Short exercise » Arrange all of the rows below as a Markdown table with the columns Line No. and Row Text, leaving out any blank lines.

Data »
....
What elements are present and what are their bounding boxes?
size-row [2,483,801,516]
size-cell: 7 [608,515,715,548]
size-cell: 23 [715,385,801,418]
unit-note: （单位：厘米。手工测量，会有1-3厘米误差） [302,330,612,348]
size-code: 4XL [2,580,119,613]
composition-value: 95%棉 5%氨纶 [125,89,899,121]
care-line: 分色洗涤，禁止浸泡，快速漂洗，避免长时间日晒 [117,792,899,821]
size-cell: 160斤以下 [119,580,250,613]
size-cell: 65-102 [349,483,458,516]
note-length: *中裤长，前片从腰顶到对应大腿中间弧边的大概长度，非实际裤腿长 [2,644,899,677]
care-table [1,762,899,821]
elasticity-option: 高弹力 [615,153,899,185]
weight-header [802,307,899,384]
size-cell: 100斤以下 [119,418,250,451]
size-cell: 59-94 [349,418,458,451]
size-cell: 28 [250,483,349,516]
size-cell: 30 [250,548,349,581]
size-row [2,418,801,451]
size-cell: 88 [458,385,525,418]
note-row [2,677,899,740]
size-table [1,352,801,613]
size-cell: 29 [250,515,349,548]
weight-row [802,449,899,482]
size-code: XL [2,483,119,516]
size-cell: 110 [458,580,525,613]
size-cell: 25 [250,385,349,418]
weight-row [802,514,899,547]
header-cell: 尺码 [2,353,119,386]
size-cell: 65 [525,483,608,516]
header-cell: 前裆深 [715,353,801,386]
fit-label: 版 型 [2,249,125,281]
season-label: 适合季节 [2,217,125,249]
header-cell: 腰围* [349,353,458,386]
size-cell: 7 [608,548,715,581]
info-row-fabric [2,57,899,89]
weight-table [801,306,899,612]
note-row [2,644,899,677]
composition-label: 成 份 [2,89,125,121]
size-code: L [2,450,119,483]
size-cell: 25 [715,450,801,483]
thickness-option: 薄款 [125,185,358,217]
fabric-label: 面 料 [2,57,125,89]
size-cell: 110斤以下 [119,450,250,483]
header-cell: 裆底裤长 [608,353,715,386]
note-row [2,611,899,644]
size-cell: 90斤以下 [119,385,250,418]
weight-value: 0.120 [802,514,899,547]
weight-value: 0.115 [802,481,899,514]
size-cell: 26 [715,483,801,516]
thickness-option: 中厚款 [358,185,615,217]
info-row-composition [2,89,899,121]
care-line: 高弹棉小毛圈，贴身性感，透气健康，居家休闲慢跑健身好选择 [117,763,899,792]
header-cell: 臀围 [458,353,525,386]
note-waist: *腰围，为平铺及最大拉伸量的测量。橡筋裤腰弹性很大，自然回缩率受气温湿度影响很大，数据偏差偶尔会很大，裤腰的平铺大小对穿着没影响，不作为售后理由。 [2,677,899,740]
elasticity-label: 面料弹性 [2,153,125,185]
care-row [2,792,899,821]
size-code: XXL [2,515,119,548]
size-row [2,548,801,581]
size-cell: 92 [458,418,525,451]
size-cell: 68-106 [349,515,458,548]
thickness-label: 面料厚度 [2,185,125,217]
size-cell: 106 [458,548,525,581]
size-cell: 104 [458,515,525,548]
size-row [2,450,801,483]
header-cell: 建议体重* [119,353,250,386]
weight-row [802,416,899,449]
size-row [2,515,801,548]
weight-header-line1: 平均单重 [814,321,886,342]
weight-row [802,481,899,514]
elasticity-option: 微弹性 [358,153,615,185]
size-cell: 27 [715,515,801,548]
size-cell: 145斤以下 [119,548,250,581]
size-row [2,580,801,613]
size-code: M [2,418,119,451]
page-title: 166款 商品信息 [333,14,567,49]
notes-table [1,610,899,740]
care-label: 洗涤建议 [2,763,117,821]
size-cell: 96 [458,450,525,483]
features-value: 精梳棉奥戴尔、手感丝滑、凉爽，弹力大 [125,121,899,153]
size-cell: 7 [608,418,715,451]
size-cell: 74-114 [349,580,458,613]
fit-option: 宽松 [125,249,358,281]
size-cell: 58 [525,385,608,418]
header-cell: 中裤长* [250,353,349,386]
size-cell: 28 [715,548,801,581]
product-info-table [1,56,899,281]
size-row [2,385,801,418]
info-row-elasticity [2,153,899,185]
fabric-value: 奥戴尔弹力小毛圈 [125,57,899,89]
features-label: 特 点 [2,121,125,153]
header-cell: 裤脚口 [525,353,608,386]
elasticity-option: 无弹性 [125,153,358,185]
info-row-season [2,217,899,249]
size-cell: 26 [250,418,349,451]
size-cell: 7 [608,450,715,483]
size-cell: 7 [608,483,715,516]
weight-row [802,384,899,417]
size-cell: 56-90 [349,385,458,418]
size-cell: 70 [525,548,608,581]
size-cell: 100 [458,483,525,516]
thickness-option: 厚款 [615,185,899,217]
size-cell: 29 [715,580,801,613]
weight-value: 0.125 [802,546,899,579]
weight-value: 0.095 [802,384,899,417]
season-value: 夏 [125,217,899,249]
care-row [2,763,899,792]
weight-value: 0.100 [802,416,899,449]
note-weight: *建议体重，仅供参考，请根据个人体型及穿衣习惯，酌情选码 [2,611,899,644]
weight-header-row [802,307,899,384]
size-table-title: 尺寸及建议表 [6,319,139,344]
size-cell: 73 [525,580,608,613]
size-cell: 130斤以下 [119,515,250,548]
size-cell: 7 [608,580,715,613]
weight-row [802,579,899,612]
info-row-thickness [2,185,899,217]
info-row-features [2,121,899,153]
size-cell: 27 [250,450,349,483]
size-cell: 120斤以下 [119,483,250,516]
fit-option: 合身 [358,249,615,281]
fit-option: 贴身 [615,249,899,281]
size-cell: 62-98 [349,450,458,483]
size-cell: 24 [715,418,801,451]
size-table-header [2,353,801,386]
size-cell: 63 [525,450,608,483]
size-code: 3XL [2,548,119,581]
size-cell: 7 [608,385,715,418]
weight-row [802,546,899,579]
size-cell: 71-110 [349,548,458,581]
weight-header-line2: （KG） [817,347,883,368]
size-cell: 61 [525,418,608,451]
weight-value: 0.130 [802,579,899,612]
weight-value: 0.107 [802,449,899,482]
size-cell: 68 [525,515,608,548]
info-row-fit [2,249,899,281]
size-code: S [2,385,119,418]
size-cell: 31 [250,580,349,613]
....
Final result »
| Line No. | Row Text |
|---|---|
| 1 | What elements are present and what are their bounding boxes? |
| 2 | size-row [2,483,801,516] |
| 3 | size-cell: 7 [608,515,715,548] |
| 4 | size-cell: 23 [715,385,801,418] |
| 5 | unit-note: （单位：厘米。手工测量，会有1-3厘米误差） [302,330,612,348] |
| 6 | size-code: 4XL [2,580,119,613] |
| 7 | composition-value: 95%棉 5%氨纶 [125,89,899,121] |
| 8 | care-line: 分色洗涤，禁止浸泡，快速漂洗，避免长时间日晒 [117,792,899,821] |
| 9 | size-cell: 160斤以下 [119,580,250,613] |
| 10 | size-cell: 65-102 [349,483,458,516] |
| 11 | note-length: *中裤长，前片从腰顶到对应大腿中间弧边的大概长度，非实际裤腿长 [2,644,899,677] |
| 12 | care-table [1,762,899,821] |
| 13 | elasticity-option: 高弹力 [615,153,899,185] |
| 14 | weight-header [802,307,899,384] |
| 15 | size-cell: 100斤以下 [119,418,250,451] |
| 16 | size-cell: 59-94 [349,418,458,451] |
| 17 | size-cell: 28 [250,483,349,516] |
| 18 | size-cell: 30 [250,548,349,581] |
| 19 | size-row [2,418,801,451] |
| 20 | size-cell: 88 [458,385,525,418] |
| 21 | note-row [2,677,899,740] |
| 22 | size-table [1,352,801,613] |
| 23 | size-cell: 29 [250,515,349,548] |
| 24 | weight-row [802,449,899,482] |
| 25 | size-code: XL [2,483,119,516] |
| 26 | size-cell: 110 [458,580,525,613] |
| 27 | size-cell: 25 [250,385,349,418] |
| 28 | weight-row [802,514,899,547] |
| 29 | header-cell: 尺码 [2,353,119,386] |
| 30 | size-cell: 65 [525,483,608,516] |
| 31 | header-cell: 前裆深 [715,353,801,386] |
| 32 | fit-label: 版 型 [2,249,125,281] |
| 33 | season-label: 适合季节 [2,217,125,249] |
| 34 | header-cell: 腰围* [349,353,458,386] |
| 35 | size-cell: 7 [608,548,715,581] |
| 36 | info-row-fabric [2,57,899,89] |
| 37 | weight-table [801,306,899,612] |
| 38 | note-row [2,644,899,677] |
| 39 | composition-label: 成 份 [2,89,125,121] |
| 40 | size-code: L [2,450,119,483] |
| 41 | size-cell: 25 [715,450,801,483] |
| 42 | thickness-option: 薄款 [125,185,358,217] |
| 43 | fabric-label: 面 料 [2,57,125,89] |
| 44 | size-cell: 110斤以下 [119,450,250,483] |
| 45 | header-cell: 裆底裤长 [608,353,715,386] |
| 46 | note-row [2,611,899,644] |
| 47 | size-cell: 90斤以下 [119,385,250,418] |
| 48 | weight-value: 0.120 [802,514,899,547] |
| 49 | weight-value: 0.115 [802,481,899,514] |
| 50 | size-cell: 26 [715,483,801,516] |
| 51 | thickness-option: 中厚款 [358,185,615,217] |
| 52 | info-row-composition [2,89,899,121] |
| 53 | care-line: 高弹棉小毛圈，贴身性感，透气健康，居家休闲慢跑健身好选择 [117,763,899,792] |
| 54 | header-cell: 臀围 [458,353,525,386] |
| 55 | note-waist: *腰围，为平铺及最大拉伸量的测量。橡筋裤腰弹性很大，自然回缩率受气温湿度影响很大，数据偏差偶尔会很大，裤腰的平铺大小对穿着没影响，不作为售后理由。 [2,677,899,740] |
| 56 | elasticity-label: 面料弹性 [2,153,125,185] |
| 57 | care-row [2,792,899,821] |
| 58 | size-code: XXL [2,515,119,548] |
| 59 | size-row [2,548,801,581] |
| 60 | size-cell: 92 [458,418,525,451] |
| 61 | size-cell: 68-106 [349,515,458,548] |
| 62 | thickness-label: 面料厚度 [2,185,125,217] |
| 63 | size-cell: 106 [458,548,525,581] |
| 64 | size-cell: 104 [458,515,525,548] |
| 65 | size-row [2,450,801,483] |
| 66 | header-cell: 建议体重* [119,353,250,386] |
| 67 | weight-row [802,416,899,449] |
| 68 | size-row [2,515,801,548] |
| 69 | weight-header-line1: 平均单重 [814,321,886,342] |
| 70 | weight-row [802,481,899,514] |
| 71 | elasticity-option: 微弹性 [358,153,615,185] |
| 72 | size-cell: 27 [715,515,801,548] |
| 73 | size-cell: 145斤以下 [119,548,250,581] |
| 74 | size-row [2,580,801,613] |
| 75 | size-code: M [2,418,119,451] |
| 76 | page-title: 166款 商品信息 [333,14,567,49] |
| 77 | notes-table [1,610,899,740] |
| 78 | care-label: 洗涤建议 [2,763,117,821] |
| 79 | size-cell: 96 [458,450,525,483] |
| 80 | features-value: 精梳棉奥戴尔、手感丝滑、凉爽，弹力大 [125,121,899,153] |
| 81 | size-cell: 7 [608,418,715,451] |
| 82 | size-cell: 74-114 [349,580,458,613] |
| 83 | fit-option: 宽松 [125,249,358,281] |
| 84 | size-cell: 58 [525,385,608,418] |
| 85 | header-cell: 中裤长* [250,353,349,386] |
| 86 | size-cell: 28 [715,548,801,581] |
| 87 | product-info-table [1,56,899,281] |
| 88 | size-row [2,385,801,418] |
| 89 | info-row-elasticity [2,153,899,185] |
| 90 | fabric-value: 奥戴尔弹力小毛圈 [125,57,899,89] |
| 91 | features-label: 特 点 [2,121,125,153] |
| 92 | header-cell: 裤脚口 [525,353,608,386] |
| 93 | elasticity-option: 无弹性 [125,153,358,185] |
| 94 | info-row-season [2,217,899,249] |
| 95 | size-cell: 26 [250,418,349,451] |
| 96 | size-cell: 7 [608,450,715,483] |
| 97 | size-cell: 7 [608,483,715,516] |
| 98 | weight-row [802,384,899,417] |
| 99 | size-cell: 56-90 [349,385,458,418] |
| 100 | size-cell: 70 [525,548,608,581] |
| 101 | size-cell: 100 [458,483,525,516] |
| 102 | thickness-option: 厚款 [615,185,899,217] |
| 103 | size-cell: 29 [715,580,801,613] |
| 104 | weight-value: 0.125 [802,546,899,579] |
| 105 | weight-value: 0.095 [802,384,899,417] |
| 106 | season-value: 夏 [125,217,899,249] |
| 107 | care-row [2,763,899,792] |
| 108 | weight-value: 0.100 [802,416,899,449] |
| 109 | note-weight: *建议体重，仅供参考，请根据个人体型及穿衣习惯，酌情选码 [2,611,899,644] |
| 110 | weight-header-row [802,307,899,384] |
| 111 | size-table-title: 尺寸及建议表 [6,319,139,344] |
| 112 | size-cell: 73 [525,580,608,613] |
| 113 | size-cell: 130斤以下 [119,515,250,548] |
| 114 | size-cell: 7 [608,580,715,613] |
| 115 | weight-row [802,579,899,612] |
| 116 | info-row-thickness [2,185,899,217] |
| 117 | info-row-features [2,121,899,153] |
| 118 | size-cell: 27 [250,450,349,483] |
| 119 | size-cell: 120斤以下 [119,483,250,516] |
| 120 | fit-option: 合身 [358,249,615,281] |
| 121 | fit-option: 贴身 [615,249,899,281] |
| 122 | size-cell: 62-98 [349,450,458,483] |
| 123 | size-cell: 24 [715,418,801,451] |
| 124 | size-table-header [2,353,801,386] |
| 125 | size-cell: 63 [525,450,608,483] |
| 126 | size-code: 3XL [2,548,119,581] |
| 127 | size-cell: 7 [608,385,715,418] |
| 128 | weight-row [802,546,899,579] |
| 129 | size-cell: 71-110 [349,548,458,581] |
| 130 | weight-header-line2: （KG） [817,347,883,368] |
| 131 | size-cell: 61 [525,418,608,451] |
| 132 | weight-value: 0.130 [802,579,899,612] |
| 133 | weight-value: 0.107 [802,449,899,482] |
| 134 | size-cell: 68 [525,515,608,548] |
| 135 | info-row-fit [2,249,899,281] |
| 136 | size-code: S [2,385,119,418] |
| 137 | size-cell: 31 [250,580,349,613] |